## WHAT IS ASKED
a) According to the network lasso excerpt, when are two polygons neighbors under Queen contiguity?
b) List the columns that the network lasso excerpt says an edge list must have.
c) Print the part of the network lasso excerpt that opens with the words containing "Simulating the response" and closes with "rng = np.random.default_rng(0)".

Building the adjacency graph
----------------------------
Network lasso needs an *edge list*: a DataFrame with three columns
``node1``, ``node2``, and ``weight`` describing which categories should
be encouraged to share a coefficient. For spatial data the natural
choice is **Queen contiguity**: two polygons are neighbors if they
share any boundary point (vertex or edge). :mod:`libpysal.weights` has
this built in:
.. code-block:: python
import pandas as pd
from libpysal.weights import Queen
w = Queen.from_dataframe(counties, use_index=False)
pairs = []
for i, neighbors in w.neighbors.items():
for j in neighbors:
if i < j: # each undirected edge once
pairs.append((counties.iloc[i]['county_id'],
counties.iloc[j]['county_id']))
edges = pd.DataFrame(pairs, columns=['node1', 'node2'])
edges['weight'] = 1.0
print(len(edges)) # 431
Each row of ``edges`` says "these two counties are neighbors and should
contribute a penalty term ``weight * |β_node1 - β_node2|`` to the
fit". A larger ``weight`` makes the corresponding pair more strongly
fused; uniform 1.0 weights are the typical starting point. Use
``Rook.from_dataframe`` instead if you want only edge-sharing neighbors
(i.e., excluding pairs that meet at a single corner).
Simulating the response
-----------------------
To demonstrate the smoother we'll synthesize a smooth-along-the-graph
*truth* and corrupt it with sampling noise. The true log-income
declines radially from a peak near metro Atlanta:
.. code-block:: python
import numpy as np
rng = np.random.default_rng(0)
atlanta_lat, atlanta_lon = 33.75, -84.39
dist_to_atl = np.sqrt(
(counties['Latitude'] - atlanta_lat) ** 2
+ (counties['Longitud'] - atlanta_lon) ** 2
)
counties['true_log_income'] = 10.8 - 0.25 * dist_to_atl
We then draw five noisy observations per county, as if from a survey
with five respondents in each:
.. code-block:: python
obs_rows = []
for _, row in counties.iterrows():
for _ in range(5):
obs_rows.append({
'county_id': row['county_id'],
'log_income': row['true_log_income'] + rng.normal(0, 0.30),
})
obs = pd.DataFrame(obs_rows)
print(len(obs)) # 795
The unsmoothed estimate for each county is just the per-county sample
mean:
.. code-block:: python
counties['observed_mean'] = (
counties['county_id']
.map(obs.groupby('county_id')['log_income'].mean())
)

(Element placement data)
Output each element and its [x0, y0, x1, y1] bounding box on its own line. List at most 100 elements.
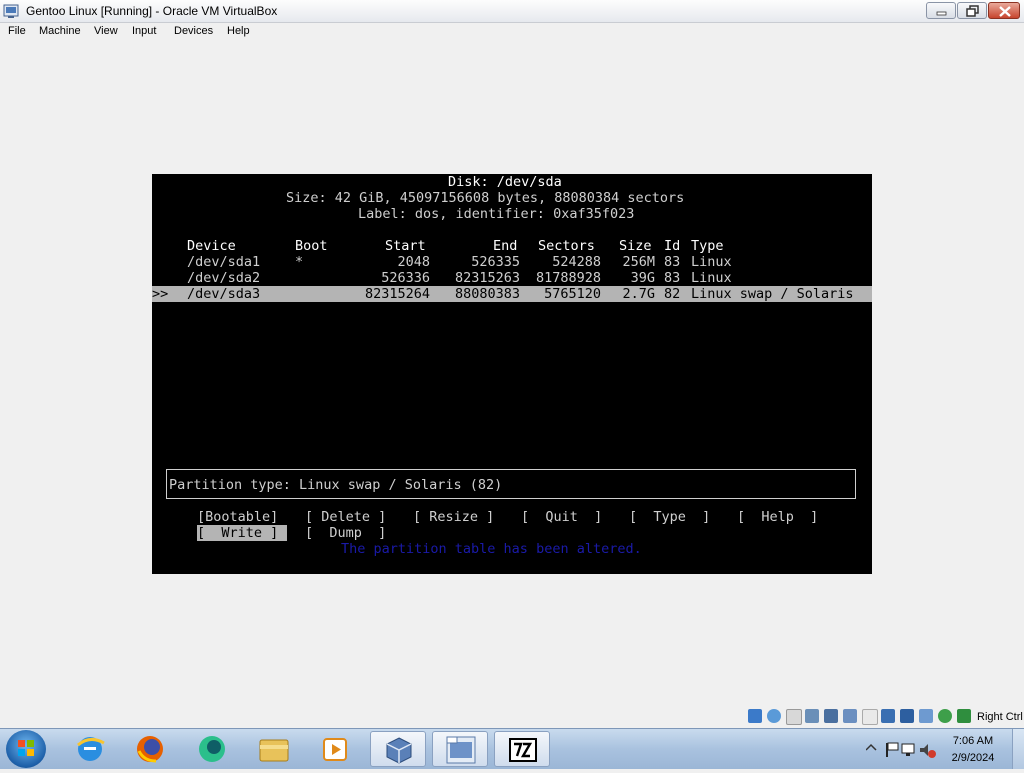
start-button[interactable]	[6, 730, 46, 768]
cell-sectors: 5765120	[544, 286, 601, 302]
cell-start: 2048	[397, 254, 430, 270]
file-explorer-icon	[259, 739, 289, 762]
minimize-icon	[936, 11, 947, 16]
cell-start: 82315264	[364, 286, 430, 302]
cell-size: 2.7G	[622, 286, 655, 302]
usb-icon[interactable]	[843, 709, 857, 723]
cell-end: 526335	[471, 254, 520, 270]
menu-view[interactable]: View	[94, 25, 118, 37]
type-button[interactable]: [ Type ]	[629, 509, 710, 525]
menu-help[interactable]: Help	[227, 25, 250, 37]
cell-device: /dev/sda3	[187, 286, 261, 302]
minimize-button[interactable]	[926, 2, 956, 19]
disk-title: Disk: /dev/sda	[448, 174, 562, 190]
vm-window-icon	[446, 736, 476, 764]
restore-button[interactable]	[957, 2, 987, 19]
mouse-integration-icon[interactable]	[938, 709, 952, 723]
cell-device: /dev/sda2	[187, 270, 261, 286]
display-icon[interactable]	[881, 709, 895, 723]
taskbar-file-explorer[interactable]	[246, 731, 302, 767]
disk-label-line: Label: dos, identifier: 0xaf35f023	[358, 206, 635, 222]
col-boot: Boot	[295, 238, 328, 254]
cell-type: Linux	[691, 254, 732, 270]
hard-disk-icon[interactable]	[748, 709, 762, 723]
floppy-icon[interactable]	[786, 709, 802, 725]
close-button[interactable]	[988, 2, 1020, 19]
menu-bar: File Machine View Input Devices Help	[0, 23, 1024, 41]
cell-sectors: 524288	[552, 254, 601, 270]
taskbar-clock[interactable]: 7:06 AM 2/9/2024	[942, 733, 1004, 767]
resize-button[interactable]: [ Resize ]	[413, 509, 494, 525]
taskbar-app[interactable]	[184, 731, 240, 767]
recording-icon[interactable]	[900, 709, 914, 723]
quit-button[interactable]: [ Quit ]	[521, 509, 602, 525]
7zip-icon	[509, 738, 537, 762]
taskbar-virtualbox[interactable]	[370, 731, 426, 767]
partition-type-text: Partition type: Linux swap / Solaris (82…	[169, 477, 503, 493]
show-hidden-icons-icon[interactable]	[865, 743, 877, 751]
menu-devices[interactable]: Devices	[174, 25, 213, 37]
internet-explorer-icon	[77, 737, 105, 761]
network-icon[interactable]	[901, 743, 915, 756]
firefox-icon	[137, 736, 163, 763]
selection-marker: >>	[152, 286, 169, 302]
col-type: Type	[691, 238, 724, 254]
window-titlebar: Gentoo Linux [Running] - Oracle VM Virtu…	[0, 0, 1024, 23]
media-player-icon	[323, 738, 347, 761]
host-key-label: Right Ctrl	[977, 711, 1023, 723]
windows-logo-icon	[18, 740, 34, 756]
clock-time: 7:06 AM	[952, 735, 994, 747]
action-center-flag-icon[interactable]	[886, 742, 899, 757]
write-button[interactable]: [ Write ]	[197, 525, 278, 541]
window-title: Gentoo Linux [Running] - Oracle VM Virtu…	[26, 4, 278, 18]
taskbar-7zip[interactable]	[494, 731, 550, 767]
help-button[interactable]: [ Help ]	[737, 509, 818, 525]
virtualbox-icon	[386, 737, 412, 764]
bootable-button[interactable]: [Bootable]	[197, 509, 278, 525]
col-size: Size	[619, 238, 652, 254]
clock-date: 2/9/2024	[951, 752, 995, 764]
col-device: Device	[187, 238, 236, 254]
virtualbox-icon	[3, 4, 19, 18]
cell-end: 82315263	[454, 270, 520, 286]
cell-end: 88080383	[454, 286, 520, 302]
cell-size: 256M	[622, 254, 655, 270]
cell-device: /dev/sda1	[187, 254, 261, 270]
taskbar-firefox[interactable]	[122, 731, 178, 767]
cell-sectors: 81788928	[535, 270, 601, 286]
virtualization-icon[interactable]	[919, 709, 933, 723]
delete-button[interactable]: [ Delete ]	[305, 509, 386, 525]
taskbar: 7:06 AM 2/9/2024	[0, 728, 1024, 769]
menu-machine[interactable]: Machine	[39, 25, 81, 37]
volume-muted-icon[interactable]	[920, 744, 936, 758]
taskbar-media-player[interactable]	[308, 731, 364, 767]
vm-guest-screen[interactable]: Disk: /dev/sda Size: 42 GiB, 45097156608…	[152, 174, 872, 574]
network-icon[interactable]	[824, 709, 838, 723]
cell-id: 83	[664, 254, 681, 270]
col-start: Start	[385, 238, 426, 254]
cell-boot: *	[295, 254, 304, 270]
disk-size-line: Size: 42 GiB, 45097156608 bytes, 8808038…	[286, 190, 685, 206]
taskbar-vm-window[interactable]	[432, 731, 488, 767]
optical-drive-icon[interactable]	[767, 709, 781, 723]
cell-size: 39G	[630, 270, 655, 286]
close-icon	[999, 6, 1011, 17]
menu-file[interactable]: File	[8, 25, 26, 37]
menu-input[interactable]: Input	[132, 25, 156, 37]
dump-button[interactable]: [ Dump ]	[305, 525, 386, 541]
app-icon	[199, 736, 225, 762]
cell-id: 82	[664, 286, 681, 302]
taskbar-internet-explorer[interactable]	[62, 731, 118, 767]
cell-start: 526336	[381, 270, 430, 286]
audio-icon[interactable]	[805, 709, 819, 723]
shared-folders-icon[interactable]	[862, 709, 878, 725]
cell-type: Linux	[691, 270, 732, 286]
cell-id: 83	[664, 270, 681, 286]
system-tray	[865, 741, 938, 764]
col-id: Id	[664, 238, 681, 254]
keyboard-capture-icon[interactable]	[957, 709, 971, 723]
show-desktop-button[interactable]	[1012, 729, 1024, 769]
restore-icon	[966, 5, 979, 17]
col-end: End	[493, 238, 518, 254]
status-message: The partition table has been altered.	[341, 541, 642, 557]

## ANSWERS BELOW
a) Two polygons are neighbors if they share any boundary point, either a vertex or an edge.

b) node1, node2, weight

c)
Simulating the response
-----------------------
To demonstrate the smoother we'll synthesize a smooth-along-the-graph
*truth* and corrupt it with sampling noise. The true log-income
declines radially from a peak near metro Atlanta:
.. code-block:: python
import numpy as np
rng = np.random.default_rng(0)